(Figure collection entries)
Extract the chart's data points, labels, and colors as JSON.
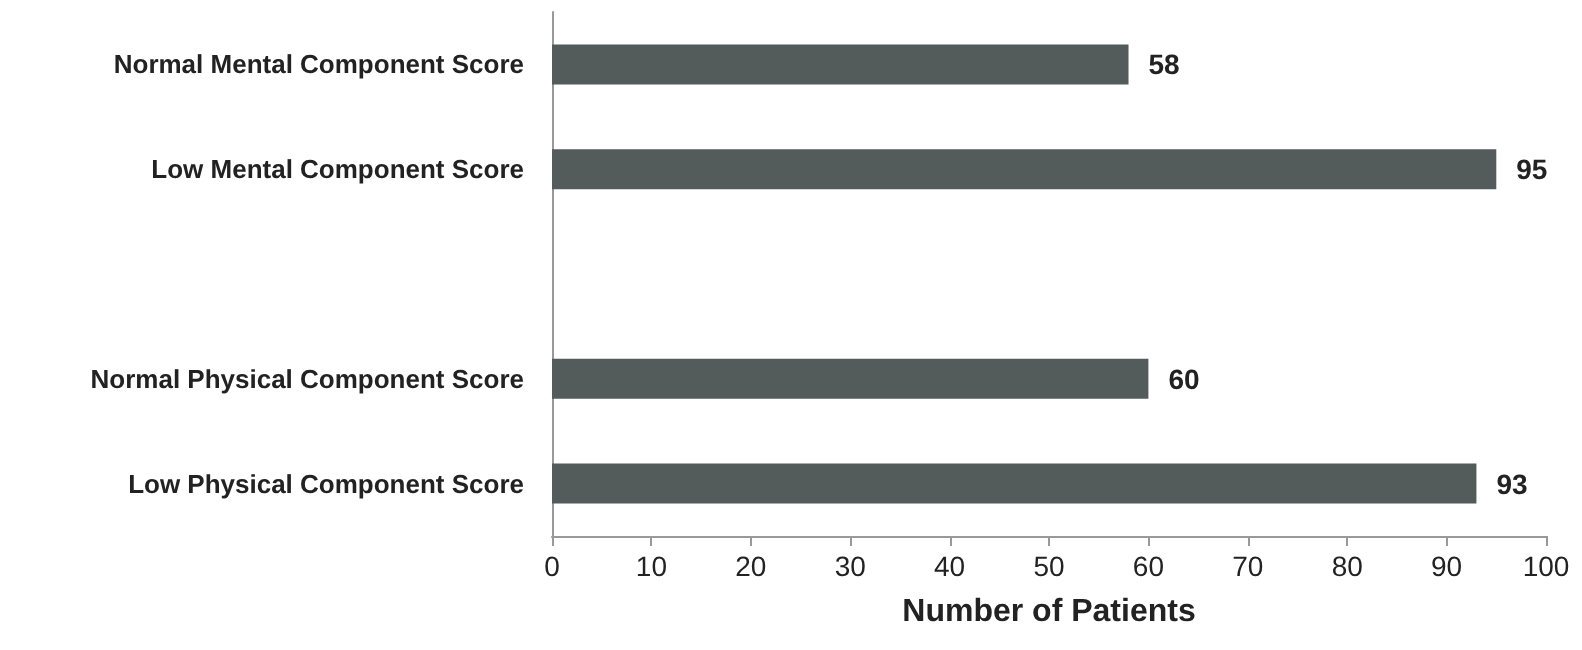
{
  "chart_data": {
    "type": "bar",
    "orientation": "horizontal",
    "xlabel": "Number of Patients",
    "categories": [
      "Normal Mental Component Score",
      "Low Mental Component Score",
      null,
      "Normal Physical Component Score",
      "Low Physical Component Score"
    ],
    "values": [
      58,
      95,
      null,
      60,
      93
    ],
    "color": "#535b5b",
    "xlim": [
      0,
      100
    ],
    "xticks": [
      0,
      10,
      20,
      30,
      40,
      50,
      60,
      70,
      80,
      90,
      100
    ],
    "grid": false,
    "data_labels": true
  }
}
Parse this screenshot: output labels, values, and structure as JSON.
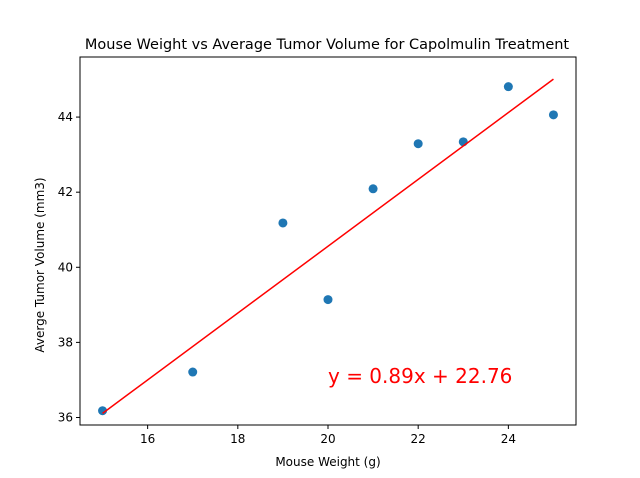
{
  "chart_data": {
    "type": "scatter",
    "title": "Mouse Weight vs Average Tumor Volume for Capolmulin Treatment",
    "xlabel": "Mouse Weight (g)",
    "ylabel": "Averge Tumor Volume (mm3)",
    "xlim": [
      14.5,
      25.5
    ],
    "ylim": [
      35.8,
      45.6
    ],
    "xticks": [
      16,
      18,
      20,
      22,
      24
    ],
    "yticks": [
      36,
      38,
      40,
      42,
      44
    ],
    "grid": false,
    "series": [
      {
        "kind": "scatter",
        "color": "#1f77b4",
        "points": [
          {
            "x": 15,
            "y": 36.18
          },
          {
            "x": 17,
            "y": 37.21
          },
          {
            "x": 19,
            "y": 41.18
          },
          {
            "x": 20,
            "y": 39.14
          },
          {
            "x": 21,
            "y": 42.09
          },
          {
            "x": 22,
            "y": 43.29
          },
          {
            "x": 23,
            "y": 43.34
          },
          {
            "x": 24,
            "y": 44.81
          },
          {
            "x": 25,
            "y": 44.06
          }
        ]
      },
      {
        "kind": "line",
        "color": "#ff0000",
        "slope": 0.89,
        "intercept": 22.76,
        "x_range": [
          15,
          25
        ]
      }
    ],
    "annotation": {
      "text": "y = 0.89x + 22.76",
      "x": 20,
      "y": 37.1,
      "color": "#ff0000"
    }
  }
}
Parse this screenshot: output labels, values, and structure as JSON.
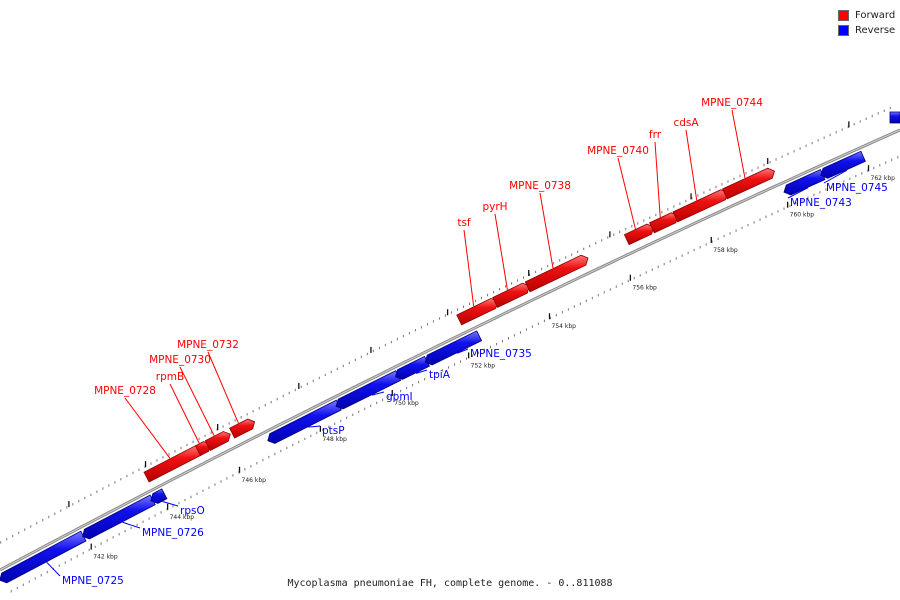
{
  "legend": {
    "items": [
      {
        "label": "Forward",
        "color": "#ff0000"
      },
      {
        "label": "Reverse",
        "color": "#0000ff"
      }
    ]
  },
  "caption": "Mycoplasma pneumoniae FH, complete genome. - 0..811088",
  "track": {
    "tick_labels": [
      "742 kbp",
      "744 kbp",
      "746 kbp",
      "748 kbp",
      "750 kbp",
      "752 kbp",
      "754 kbp",
      "756 kbp",
      "758 kbp",
      "760 kbp",
      "762 kbp"
    ]
  },
  "genes": [
    {
      "label": "MPNE_0725",
      "strand": "reverse"
    },
    {
      "label": "MPNE_0726",
      "strand": "reverse"
    },
    {
      "label": "rpsO",
      "strand": "reverse"
    },
    {
      "label": "MPNE_0728",
      "strand": "forward"
    },
    {
      "label": "rpmB",
      "strand": "forward"
    },
    {
      "label": "MPNE_0730",
      "strand": "forward"
    },
    {
      "label": "MPNE_0732",
      "strand": "forward"
    },
    {
      "label": "ptsP",
      "strand": "reverse"
    },
    {
      "label": "gpmI",
      "strand": "reverse"
    },
    {
      "label": "tpiA",
      "strand": "reverse"
    },
    {
      "label": "MPNE_0735",
      "strand": "reverse"
    },
    {
      "label": "tsf",
      "strand": "forward"
    },
    {
      "label": "pyrH",
      "strand": "forward"
    },
    {
      "label": "MPNE_0738",
      "strand": "forward"
    },
    {
      "label": "MPNE_0740",
      "strand": "forward"
    },
    {
      "label": "frr",
      "strand": "forward"
    },
    {
      "label": "cdsA",
      "strand": "forward"
    },
    {
      "label": "MPNE_0744",
      "strand": "forward"
    },
    {
      "label": "MPNE_0743",
      "strand": "reverse"
    },
    {
      "label": "MPNE_0745",
      "strand": "reverse"
    }
  ]
}
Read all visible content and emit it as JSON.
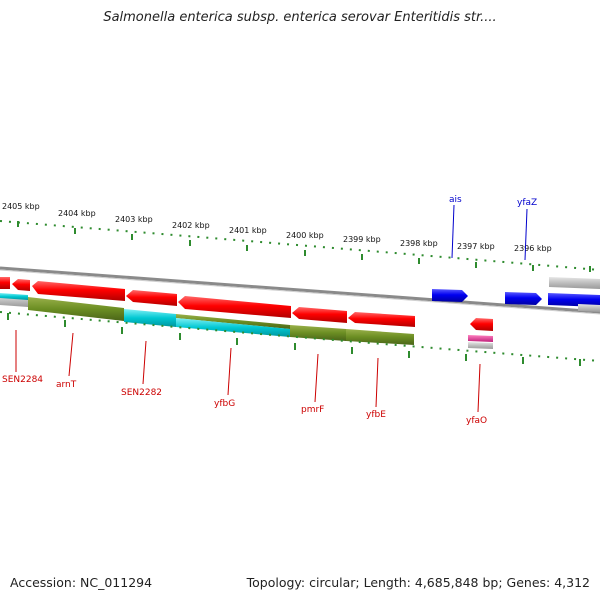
{
  "header": {
    "title": "Salmonella enterica subsp. enterica serovar Enteritidis str...."
  },
  "footer": {
    "accession": "Accession: NC_011294",
    "summary": "Topology: circular; Length: 4,685,848 bp; Genes: 4,312"
  },
  "ruler": {
    "labels": [
      "2405 kbp",
      "2404 kbp",
      "2403 kbp",
      "2402 kbp",
      "2401 kbp",
      "2400 kbp",
      "2399 kbp",
      "2398 kbp",
      "2397 kbp",
      "2396 kbp"
    ]
  },
  "genes": {
    "top": [
      {
        "label": "ais",
        "color": "#0000cc"
      },
      {
        "label": "yfaZ",
        "color": "#0000cc"
      }
    ],
    "bottom": [
      {
        "label": "SEN2284",
        "color": "#cc0000"
      },
      {
        "label": "arnT",
        "color": "#cc0000"
      },
      {
        "label": "SEN2282",
        "color": "#cc0000"
      },
      {
        "label": "yfbG",
        "color": "#cc0000"
      },
      {
        "label": "pmrF",
        "color": "#cc0000"
      },
      {
        "label": "yfbE",
        "color": "#cc0000"
      },
      {
        "label": "yfaO",
        "color": "#cc0000"
      }
    ]
  },
  "colors": {
    "forward_gene": "#0000ee",
    "reverse_gene": "#ee0000",
    "olive_feature": "#6b8e23",
    "cyan_feature": "#00c8d2",
    "backbone": "#888888",
    "tick": "#2e8b2e",
    "magenta_feature": "#e0409a",
    "gray_feature": "#c0c0c0"
  }
}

▶ _TASK PROMPT_
What you return must match the records above exactly, minus any images.

▶ _SOLUTION FOR THIS PROBLEM_
Extract the chart's data points, labels, and colors as JSON.
{
  "chart_data": {
    "type": "bar",
    "orientation": "horizontal",
    "xlabel": "Number of Patients",
    "categories": [
      "Normal Mental Component Score",
      "Low Mental Component Score",
      null,
      "Normal Physical Component Score",
      "Low Physical Component Score"
    ],
    "values": [
      58,
      95,
      null,
      60,
      93
    ],
    "color": "#535b5b",
    "xlim": [
      0,
      100
    ],
    "xticks": [
      0,
      10,
      20,
      30,
      40,
      50,
      60,
      70,
      80,
      90,
      100
    ],
    "grid": false,
    "data_labels": true
  }
}
Parse this screenshot: output labels, values, and structure as JSON.
{
  "chart_data": {
    "type": "scatter",
    "title": "Mouse Weight vs Average Tumor Volume for Capolmulin Treatment",
    "xlabel": "Mouse Weight (g)",
    "ylabel": "Averge Tumor Volume (mm3)",
    "xlim": [
      14.5,
      25.5
    ],
    "ylim": [
      35.8,
      45.6
    ],
    "xticks": [
      16,
      18,
      20,
      22,
      24
    ],
    "yticks": [
      36,
      38,
      40,
      42,
      44
    ],
    "grid": false,
    "series": [
      {
        "kind": "scatter",
        "color": "#1f77b4",
        "points": [
          {
            "x": 15,
            "y": 36.18
          },
          {
            "x": 17,
            "y": 37.21
          },
          {
            "x": 19,
            "y": 41.18
          },
          {
            "x": 20,
            "y": 39.14
          },
          {
            "x": 21,
            "y": 42.09
          },
          {
            "x": 22,
            "y": 43.29
          },
          {
            "x": 23,
            "y": 43.34
          },
          {
            "x": 24,
            "y": 44.81
          },
          {
            "x": 25,
            "y": 44.06
          }
        ]
      },
      {
        "kind": "line",
        "color": "#ff0000",
        "slope": 0.89,
        "intercept": 22.76,
        "x_range": [
          15,
          25
        ]
      }
    ],
    "annotation": {
      "text": "y = 0.89x + 22.76",
      "x": 20,
      "y": 37.1,
      "color": "#ff0000"
    }
  }
}
Parse this screenshot: output labels, values, and structure as JSON.
{
  "legend": {
    "items": [
      {
        "label": "Forward",
        "color": "#ff0000"
      },
      {
        "label": "Reverse",
        "color": "#0000ff"
      }
    ]
  },
  "caption": "Mycoplasma pneumoniae FH, complete genome. - 0..811088",
  "track": {
    "tick_labels": [
      "742 kbp",
      "744 kbp",
      "746 kbp",
      "748 kbp",
      "750 kbp",
      "752 kbp",
      "754 kbp",
      "756 kbp",
      "758 kbp",
      "760 kbp",
      "762 kbp"
    ]
  },
  "genes": [
    {
      "label": "MPNE_0725",
      "strand": "reverse"
    },
    {
      "label": "MPNE_0726",
      "strand": "reverse"
    },
    {
      "label": "rpsO",
      "strand": "reverse"
    },
    {
      "label": "MPNE_0728",
      "strand": "forward"
    },
    {
      "label": "rpmB",
      "strand": "forward"
    },
    {
      "label": "MPNE_0730",
      "strand": "forward"
    },
    {
      "label": "MPNE_0732",
      "strand": "forward"
    },
    {
      "label": "ptsP",
      "strand": "reverse"
    },
    {
      "label": "gpmI",
      "strand": "reverse"
    },
    {
      "label": "tpiA",
      "strand": "reverse"
    },
    {
      "label": "MPNE_0735",
      "strand": "reverse"
    },
    {
      "label": "tsf",
      "strand": "forward"
    },
    {
      "label": "pyrH",
      "strand": "forward"
    },
    {
      "label": "MPNE_0738",
      "strand": "forward"
    },
    {
      "label": "MPNE_0740",
      "strand": "forward"
    },
    {
      "label": "frr",
      "strand": "forward"
    },
    {
      "label": "cdsA",
      "strand": "forward"
    },
    {
      "label": "MPNE_0744",
      "strand": "forward"
    },
    {
      "label": "MPNE_0743",
      "strand": "reverse"
    },
    {
      "label": "MPNE_0745",
      "strand": "reverse"
    }
  ]
}
Read all visible content and emit it as JSON.
{
  "header": {
    "title": "Salmonella enterica subsp. enterica serovar Enteritidis str...."
  },
  "footer": {
    "accession": "Accession: NC_011294",
    "summary": "Topology: circular; Length: 4,685,848 bp; Genes: 4,312"
  },
  "ruler": {
    "labels": [
      "2405 kbp",
      "2404 kbp",
      "2403 kbp",
      "2402 kbp",
      "2401 kbp",
      "2400 kbp",
      "2399 kbp",
      "2398 kbp",
      "2397 kbp",
      "2396 kbp"
    ]
  },
  "genes": {
    "top": [
      {
        "label": "ais",
        "color": "#0000cc"
      },
      {
        "label": "yfaZ",
        "color": "#0000cc"
      }
    ],
    "bottom": [
      {
        "label": "SEN2284",
        "color": "#cc0000"
      },
      {
        "label": "arnT",
        "color": "#cc0000"
      },
      {
        "label": "SEN2282",
        "color": "#cc0000"
      },
      {
        "label": "yfbG",
        "color": "#cc0000"
      },
      {
        "label": "pmrF",
        "color": "#cc0000"
      },
      {
        "label": "yfbE",
        "color": "#cc0000"
      },
      {
        "label": "yfaO",
        "color": "#cc0000"
      }
    ]
  },
  "colors": {
    "forward_gene": "#0000ee",
    "reverse_gene": "#ee0000",
    "olive_feature": "#6b8e23",
    "cyan_feature": "#00c8d2",
    "backbone": "#888888",
    "tick": "#2e8b2e",
    "magenta_feature": "#e0409a",
    "gray_feature": "#c0c0c0"
  }
}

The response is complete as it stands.